- [Your goal]: Using the listing below, please gather every line containing the word "turn".

- [Dataset content]:

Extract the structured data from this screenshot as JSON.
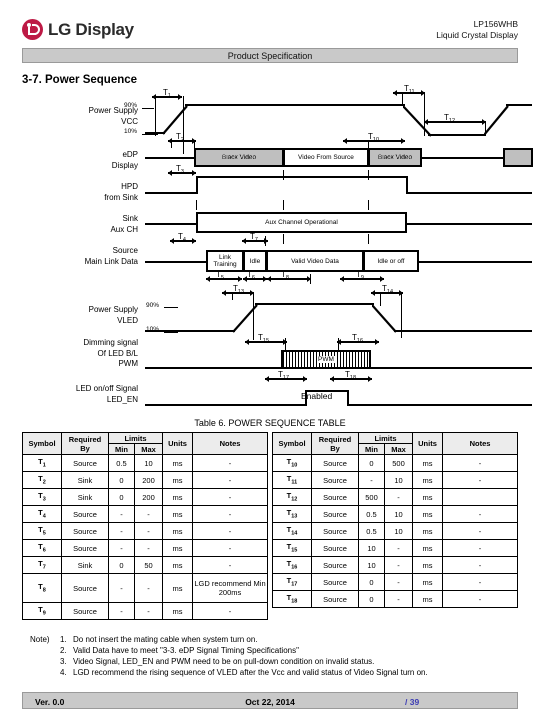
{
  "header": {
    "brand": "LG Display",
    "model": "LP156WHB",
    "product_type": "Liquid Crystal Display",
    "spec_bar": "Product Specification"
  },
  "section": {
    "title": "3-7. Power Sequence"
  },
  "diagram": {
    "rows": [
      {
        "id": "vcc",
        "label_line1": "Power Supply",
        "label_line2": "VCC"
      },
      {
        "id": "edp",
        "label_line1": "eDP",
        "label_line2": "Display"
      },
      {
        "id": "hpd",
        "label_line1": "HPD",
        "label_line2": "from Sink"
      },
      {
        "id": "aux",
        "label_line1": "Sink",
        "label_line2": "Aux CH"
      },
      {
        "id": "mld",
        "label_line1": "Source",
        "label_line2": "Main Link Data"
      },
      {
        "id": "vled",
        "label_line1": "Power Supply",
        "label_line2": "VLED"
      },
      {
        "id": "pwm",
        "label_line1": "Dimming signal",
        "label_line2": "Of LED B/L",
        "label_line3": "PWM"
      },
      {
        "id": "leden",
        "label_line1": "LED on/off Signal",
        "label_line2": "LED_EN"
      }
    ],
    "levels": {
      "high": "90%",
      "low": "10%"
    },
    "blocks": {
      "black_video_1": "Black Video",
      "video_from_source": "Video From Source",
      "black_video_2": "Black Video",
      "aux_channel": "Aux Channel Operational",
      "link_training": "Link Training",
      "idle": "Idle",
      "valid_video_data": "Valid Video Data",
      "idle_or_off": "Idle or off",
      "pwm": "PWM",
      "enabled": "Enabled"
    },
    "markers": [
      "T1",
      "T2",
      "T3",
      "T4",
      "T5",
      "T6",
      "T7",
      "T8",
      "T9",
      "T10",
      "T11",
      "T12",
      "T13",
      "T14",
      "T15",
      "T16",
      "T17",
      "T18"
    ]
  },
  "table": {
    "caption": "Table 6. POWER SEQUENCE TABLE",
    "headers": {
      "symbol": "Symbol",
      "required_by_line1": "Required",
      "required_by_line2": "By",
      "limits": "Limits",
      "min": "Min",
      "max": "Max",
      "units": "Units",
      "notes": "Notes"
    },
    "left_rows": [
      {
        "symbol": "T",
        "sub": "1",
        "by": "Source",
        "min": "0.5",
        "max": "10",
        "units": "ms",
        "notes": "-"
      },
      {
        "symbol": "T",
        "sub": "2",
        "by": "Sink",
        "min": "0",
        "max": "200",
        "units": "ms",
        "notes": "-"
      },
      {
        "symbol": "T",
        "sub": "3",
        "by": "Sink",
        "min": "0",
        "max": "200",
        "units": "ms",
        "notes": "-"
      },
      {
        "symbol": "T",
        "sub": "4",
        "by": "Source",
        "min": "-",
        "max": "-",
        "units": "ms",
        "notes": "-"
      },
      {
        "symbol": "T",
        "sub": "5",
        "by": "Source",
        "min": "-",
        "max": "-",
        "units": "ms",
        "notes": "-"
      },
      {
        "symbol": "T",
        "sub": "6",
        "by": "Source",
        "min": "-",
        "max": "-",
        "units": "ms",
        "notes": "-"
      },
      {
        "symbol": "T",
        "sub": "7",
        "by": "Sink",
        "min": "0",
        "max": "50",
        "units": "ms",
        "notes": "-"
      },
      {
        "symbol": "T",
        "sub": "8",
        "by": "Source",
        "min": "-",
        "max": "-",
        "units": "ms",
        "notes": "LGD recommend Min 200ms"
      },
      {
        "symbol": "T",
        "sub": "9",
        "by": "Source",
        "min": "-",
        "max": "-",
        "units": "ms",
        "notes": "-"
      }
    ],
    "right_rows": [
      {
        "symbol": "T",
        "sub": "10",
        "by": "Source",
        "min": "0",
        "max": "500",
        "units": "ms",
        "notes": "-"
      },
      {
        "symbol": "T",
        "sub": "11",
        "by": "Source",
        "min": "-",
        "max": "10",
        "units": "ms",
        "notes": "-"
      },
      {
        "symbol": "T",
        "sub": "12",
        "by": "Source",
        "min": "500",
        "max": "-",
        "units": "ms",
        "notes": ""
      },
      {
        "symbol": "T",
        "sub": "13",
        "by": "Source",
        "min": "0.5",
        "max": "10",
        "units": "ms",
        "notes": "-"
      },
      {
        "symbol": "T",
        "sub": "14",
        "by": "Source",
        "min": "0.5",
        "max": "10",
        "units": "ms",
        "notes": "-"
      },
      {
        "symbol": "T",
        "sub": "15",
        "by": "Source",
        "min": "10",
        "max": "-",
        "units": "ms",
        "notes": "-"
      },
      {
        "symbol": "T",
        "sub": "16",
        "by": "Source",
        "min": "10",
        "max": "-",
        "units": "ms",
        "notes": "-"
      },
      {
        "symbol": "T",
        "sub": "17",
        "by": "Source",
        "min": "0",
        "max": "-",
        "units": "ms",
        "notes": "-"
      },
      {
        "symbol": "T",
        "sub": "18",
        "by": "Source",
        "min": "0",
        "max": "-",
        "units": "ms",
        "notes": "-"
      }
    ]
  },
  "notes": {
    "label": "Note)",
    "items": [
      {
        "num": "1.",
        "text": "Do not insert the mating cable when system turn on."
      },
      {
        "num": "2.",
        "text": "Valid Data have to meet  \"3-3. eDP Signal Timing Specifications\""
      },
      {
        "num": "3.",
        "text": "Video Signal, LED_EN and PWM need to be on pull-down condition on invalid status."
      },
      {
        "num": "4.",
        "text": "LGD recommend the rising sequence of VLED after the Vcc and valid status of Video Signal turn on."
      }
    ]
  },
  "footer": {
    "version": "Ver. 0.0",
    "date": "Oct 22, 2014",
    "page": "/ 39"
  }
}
--
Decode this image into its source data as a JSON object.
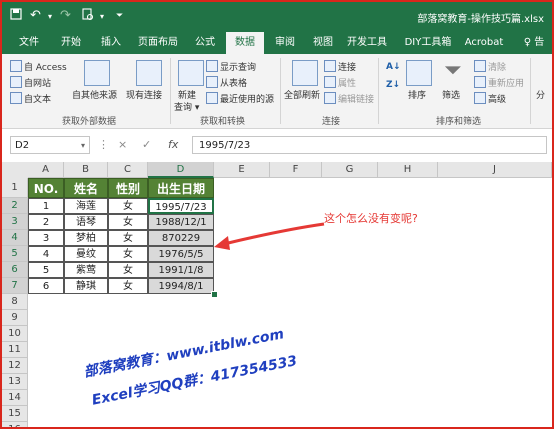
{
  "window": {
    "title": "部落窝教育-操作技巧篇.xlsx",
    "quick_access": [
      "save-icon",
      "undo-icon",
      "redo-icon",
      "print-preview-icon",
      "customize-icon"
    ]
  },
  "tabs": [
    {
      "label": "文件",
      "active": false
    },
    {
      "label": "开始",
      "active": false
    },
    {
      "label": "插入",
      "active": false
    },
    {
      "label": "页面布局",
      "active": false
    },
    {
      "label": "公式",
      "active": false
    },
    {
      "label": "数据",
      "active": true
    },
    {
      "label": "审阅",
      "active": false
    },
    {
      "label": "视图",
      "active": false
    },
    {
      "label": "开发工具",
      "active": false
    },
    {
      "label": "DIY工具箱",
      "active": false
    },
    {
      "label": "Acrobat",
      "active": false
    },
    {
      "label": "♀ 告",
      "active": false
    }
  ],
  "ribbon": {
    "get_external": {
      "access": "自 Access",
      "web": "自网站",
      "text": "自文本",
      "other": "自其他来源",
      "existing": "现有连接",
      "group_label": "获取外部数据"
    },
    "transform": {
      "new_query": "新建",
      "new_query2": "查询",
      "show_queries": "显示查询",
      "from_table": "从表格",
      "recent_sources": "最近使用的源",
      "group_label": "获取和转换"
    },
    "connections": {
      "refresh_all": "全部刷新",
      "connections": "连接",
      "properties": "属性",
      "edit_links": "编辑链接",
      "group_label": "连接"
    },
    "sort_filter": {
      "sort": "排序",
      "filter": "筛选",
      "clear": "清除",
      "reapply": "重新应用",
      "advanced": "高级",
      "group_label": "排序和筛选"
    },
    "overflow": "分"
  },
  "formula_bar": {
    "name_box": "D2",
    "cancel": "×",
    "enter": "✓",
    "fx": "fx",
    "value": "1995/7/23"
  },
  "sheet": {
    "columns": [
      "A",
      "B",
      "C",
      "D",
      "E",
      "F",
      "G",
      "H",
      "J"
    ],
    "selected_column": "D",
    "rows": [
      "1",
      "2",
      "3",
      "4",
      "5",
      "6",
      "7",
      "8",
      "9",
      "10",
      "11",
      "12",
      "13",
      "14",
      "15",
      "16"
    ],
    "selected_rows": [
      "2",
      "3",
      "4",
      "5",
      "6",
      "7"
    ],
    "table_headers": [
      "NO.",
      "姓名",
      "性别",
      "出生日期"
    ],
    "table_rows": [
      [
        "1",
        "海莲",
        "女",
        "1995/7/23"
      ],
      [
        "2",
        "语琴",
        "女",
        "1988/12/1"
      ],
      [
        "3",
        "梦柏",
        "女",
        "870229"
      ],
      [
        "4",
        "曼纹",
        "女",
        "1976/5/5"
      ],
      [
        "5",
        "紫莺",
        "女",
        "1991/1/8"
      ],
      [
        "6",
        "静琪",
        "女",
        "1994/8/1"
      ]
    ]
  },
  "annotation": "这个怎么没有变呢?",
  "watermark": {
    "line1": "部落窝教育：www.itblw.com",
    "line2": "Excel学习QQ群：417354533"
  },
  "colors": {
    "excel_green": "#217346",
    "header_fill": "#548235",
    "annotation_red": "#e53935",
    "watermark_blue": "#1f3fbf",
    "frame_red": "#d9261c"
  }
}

- [Response]:
        "text": "Do not insert the mating cable when system turn on."
        "text": "LGD recommend the rising sequence of VLED after the Vcc and valid status of Video Signal turn on."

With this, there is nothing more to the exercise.